─── Extracted text ───

Update: On May 21, 2020, the Supreme Court of Ohio handed down a merit decision in this case.  Read the analysis here.

On August 6, 2019, the Supreme Court of Ohio heard oral argument in State of Ohio v. Robert Buttery, 2018-0183. At issue in this case is whether juvenile adjudications can satisfy the elements of a failure to register in violation of R.C. 2950.04 without violating due process.  Justice Fischer has recused himself from the case, and Eighth District Court of Appeals Judge Eileen A. Gallagher sat for him.

Case Background

In 2011, then-fourteen-year-old Robert Buttery (“Buttery”) was adjudicated delinquent for two counts of what would constitute gross sexual imposition if committed by an adult. Because the charges were delinquency offenses, Buttery was not afforded a jury trial. As a result of the juvenile adjudication, Buttery was ordered to register as a Tier I juvenile sex offender.

In November of 2015, Buttery was indicted for failing to register with the Hamilton County Sheriff’s office in violation of R.C. 2950.04. Buttery filed a motion to dismiss the indictment claiming that he did not have a duty to register due to various errors in the juvenile court proceedings. The Common Pleas Court judge overruled Buttery’s motion to dismiss and found him guilty of failure to register.

The Appeal

On appeal, Buttery additionally argued that the failure to register conviction violated his constitutional due process rights. Buttery argued that juvenile adjudications cannot satisfy elements of an offense committed as an adult. In a split decision authored by Judge Dennis Deters, joined by Judge Russell Mock, the First District Court of Appeals affirmed the trial court’s decision to convict Buttery.

The First District found that Buttery’s conviction did not violate his constitutional due process rights, declining to extend the holding of State v. Hand to a failure to register offense. The appeals court found that in this context, the juvenile adjudication is an element of  the offense of failure to register, not a penalty enhancement.

───

Your task » Could you set down, word for word, the part of the Buttery case summary that begins at "The First District found" and stops after "a penalty enhancement."?

─── Data provided ───

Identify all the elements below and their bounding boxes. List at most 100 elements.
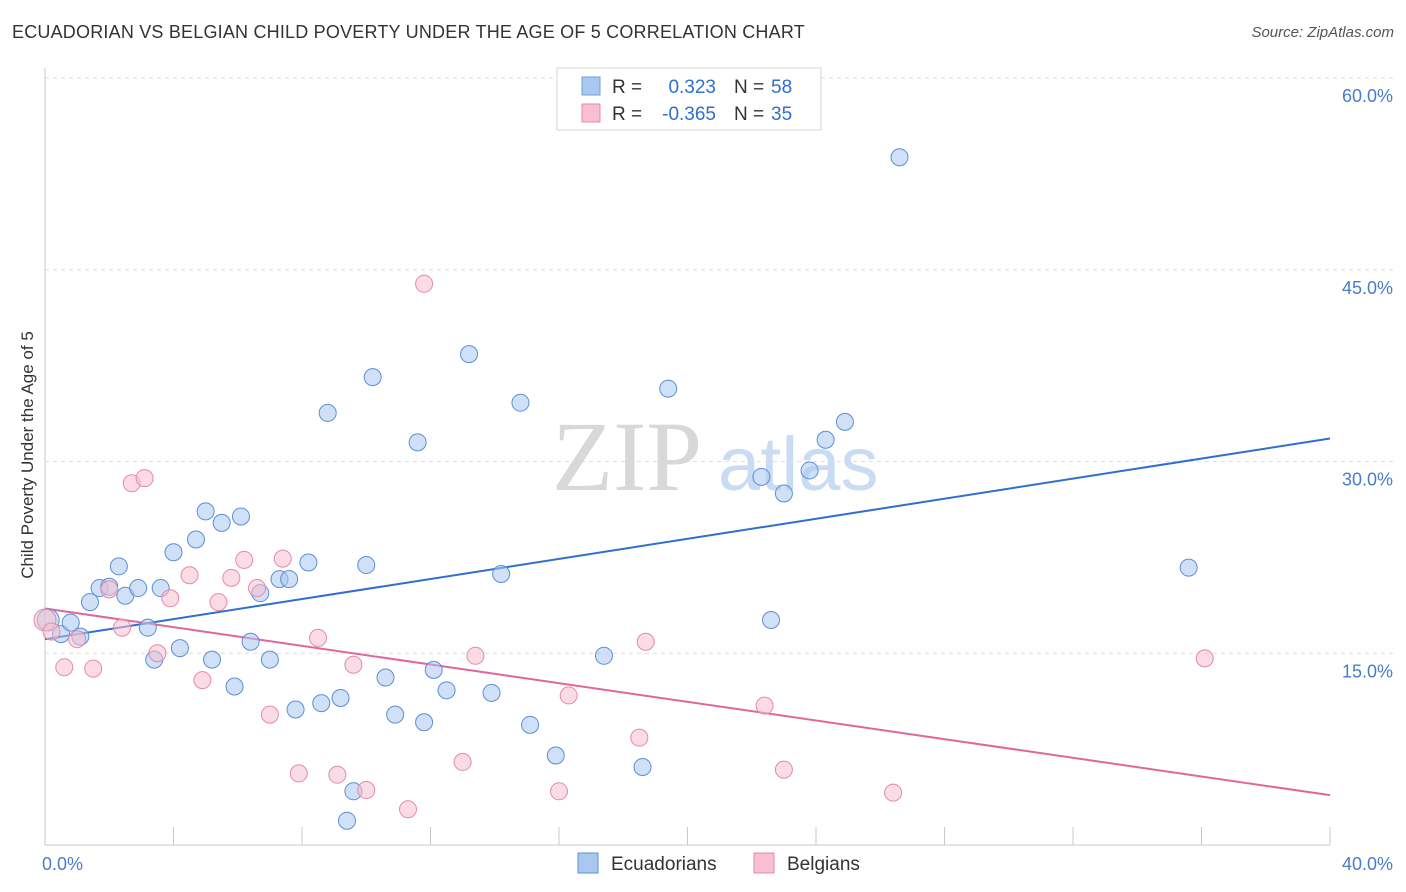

───

Response to this exercise »
The First District found that Buttery’s conviction did not violate his constitutional due process rights, declining to extend the holding of State v. Hand to a failure to register offense. The appeals court found that in this context, the juvenile adjudication is an element of  the offense of failure to register, not a penalty enhancement.